━━ Records for this exercise ━━

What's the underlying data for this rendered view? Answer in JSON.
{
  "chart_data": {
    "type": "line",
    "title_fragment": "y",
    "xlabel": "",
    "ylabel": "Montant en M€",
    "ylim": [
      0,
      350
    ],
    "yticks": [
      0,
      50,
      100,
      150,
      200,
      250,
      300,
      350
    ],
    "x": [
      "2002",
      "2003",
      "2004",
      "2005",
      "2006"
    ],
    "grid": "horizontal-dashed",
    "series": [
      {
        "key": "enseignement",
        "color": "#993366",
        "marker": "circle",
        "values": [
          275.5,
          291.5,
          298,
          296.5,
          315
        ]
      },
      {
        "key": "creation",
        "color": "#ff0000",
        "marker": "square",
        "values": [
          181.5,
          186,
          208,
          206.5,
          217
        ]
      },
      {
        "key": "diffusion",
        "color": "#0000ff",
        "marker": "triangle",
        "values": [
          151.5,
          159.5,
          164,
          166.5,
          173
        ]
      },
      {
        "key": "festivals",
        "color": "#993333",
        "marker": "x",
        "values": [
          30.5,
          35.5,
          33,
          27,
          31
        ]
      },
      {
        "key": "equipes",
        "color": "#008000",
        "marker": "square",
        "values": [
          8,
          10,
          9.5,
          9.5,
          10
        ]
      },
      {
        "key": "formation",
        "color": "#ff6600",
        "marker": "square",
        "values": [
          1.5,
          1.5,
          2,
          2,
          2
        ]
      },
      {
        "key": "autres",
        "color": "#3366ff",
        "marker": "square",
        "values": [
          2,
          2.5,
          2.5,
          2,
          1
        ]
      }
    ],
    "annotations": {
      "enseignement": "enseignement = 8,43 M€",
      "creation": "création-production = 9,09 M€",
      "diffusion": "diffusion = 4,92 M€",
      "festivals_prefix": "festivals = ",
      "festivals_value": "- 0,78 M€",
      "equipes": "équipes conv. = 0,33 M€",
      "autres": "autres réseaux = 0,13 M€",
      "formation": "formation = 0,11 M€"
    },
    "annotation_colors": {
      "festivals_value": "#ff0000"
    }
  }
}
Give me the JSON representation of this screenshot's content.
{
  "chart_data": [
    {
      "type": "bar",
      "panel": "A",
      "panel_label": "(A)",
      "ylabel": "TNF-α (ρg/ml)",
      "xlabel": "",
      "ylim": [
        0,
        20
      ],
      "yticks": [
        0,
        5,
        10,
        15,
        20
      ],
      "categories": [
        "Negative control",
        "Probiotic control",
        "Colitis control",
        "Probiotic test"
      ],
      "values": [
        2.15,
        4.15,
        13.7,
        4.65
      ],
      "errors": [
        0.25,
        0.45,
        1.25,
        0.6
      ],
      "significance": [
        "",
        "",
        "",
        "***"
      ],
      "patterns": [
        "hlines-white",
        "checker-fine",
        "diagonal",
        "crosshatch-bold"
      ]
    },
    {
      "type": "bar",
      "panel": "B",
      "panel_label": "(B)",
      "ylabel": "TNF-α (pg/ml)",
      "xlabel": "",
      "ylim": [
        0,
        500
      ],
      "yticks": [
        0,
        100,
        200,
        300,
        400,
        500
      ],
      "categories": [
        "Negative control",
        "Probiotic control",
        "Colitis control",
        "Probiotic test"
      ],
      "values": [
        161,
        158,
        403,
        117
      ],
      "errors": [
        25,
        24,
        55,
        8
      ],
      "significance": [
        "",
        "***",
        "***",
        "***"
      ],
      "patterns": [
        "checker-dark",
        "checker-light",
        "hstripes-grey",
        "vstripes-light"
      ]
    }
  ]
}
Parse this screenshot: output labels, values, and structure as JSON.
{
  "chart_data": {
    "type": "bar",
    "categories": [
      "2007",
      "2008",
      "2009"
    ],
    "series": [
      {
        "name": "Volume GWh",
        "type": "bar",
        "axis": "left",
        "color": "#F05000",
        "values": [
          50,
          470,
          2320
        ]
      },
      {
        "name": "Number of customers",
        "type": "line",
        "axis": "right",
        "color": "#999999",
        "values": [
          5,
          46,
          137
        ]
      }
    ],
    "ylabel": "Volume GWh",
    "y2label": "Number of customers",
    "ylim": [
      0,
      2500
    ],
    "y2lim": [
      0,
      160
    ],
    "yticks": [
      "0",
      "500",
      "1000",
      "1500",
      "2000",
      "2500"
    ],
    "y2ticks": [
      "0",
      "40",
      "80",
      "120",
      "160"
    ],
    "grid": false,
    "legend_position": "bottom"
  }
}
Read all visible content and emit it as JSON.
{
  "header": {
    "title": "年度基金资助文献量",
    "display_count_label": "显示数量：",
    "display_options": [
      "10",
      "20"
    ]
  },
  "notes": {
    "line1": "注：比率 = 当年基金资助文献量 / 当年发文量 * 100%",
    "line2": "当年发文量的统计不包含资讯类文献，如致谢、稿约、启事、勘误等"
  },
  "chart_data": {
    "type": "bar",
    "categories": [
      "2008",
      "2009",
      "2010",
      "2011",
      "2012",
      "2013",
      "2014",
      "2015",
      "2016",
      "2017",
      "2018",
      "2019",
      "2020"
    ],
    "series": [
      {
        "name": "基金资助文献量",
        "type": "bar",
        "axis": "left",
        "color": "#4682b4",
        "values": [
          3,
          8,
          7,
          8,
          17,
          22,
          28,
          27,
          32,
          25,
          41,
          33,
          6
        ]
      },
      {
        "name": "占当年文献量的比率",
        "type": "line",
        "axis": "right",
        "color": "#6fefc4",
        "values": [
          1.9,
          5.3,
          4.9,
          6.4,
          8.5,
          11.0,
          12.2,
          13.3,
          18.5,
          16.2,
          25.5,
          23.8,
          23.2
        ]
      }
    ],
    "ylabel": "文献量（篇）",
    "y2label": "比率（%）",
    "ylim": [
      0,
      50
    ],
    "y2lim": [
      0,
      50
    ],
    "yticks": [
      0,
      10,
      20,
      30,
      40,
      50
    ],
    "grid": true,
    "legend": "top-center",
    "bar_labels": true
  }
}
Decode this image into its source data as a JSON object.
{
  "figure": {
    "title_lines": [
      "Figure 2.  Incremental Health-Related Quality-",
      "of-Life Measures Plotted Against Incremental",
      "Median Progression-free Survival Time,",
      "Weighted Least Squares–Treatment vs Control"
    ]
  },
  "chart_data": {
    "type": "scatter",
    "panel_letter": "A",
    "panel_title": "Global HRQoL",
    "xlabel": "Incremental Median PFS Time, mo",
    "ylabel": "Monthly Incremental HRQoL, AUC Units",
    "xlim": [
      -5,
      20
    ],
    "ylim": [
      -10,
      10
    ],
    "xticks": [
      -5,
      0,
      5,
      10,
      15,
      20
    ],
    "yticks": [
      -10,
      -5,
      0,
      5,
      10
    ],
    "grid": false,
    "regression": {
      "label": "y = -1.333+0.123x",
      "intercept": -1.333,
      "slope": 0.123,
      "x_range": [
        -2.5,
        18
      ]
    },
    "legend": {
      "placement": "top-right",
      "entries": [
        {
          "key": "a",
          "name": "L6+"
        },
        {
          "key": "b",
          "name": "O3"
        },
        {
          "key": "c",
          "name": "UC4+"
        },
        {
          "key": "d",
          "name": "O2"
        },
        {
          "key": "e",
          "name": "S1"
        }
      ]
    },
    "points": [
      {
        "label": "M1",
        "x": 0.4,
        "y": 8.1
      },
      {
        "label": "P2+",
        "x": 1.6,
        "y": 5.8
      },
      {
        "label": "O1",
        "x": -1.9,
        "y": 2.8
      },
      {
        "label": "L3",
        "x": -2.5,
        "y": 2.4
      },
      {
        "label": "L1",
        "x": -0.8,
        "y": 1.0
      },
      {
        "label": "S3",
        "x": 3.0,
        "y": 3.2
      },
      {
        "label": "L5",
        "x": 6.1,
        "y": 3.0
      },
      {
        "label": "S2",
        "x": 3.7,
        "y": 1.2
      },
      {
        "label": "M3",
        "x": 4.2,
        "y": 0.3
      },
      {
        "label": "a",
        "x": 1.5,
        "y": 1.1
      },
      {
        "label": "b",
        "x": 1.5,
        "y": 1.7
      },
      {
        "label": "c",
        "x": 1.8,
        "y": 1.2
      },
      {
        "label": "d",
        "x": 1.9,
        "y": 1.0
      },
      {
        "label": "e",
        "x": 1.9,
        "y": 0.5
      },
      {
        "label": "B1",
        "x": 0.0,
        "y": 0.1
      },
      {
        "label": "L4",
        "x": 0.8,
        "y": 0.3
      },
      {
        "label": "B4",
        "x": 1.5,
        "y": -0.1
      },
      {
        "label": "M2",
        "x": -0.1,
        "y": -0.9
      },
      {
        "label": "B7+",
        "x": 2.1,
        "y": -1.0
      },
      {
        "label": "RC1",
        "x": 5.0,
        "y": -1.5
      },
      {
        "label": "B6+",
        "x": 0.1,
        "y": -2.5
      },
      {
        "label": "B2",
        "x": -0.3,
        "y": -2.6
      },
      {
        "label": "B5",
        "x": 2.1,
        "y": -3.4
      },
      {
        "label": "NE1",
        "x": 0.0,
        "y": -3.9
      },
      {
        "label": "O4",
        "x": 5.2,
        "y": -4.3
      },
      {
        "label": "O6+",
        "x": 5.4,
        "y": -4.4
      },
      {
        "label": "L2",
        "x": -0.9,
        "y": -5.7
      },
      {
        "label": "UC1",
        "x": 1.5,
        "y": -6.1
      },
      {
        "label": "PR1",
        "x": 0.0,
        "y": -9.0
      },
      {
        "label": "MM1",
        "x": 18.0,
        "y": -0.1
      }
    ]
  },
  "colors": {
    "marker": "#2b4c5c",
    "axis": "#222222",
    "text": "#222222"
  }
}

━━━

[Exercise task]: Find how many lines in the records contain the string "ylabel", then give the number alone.

[Final answer]: 6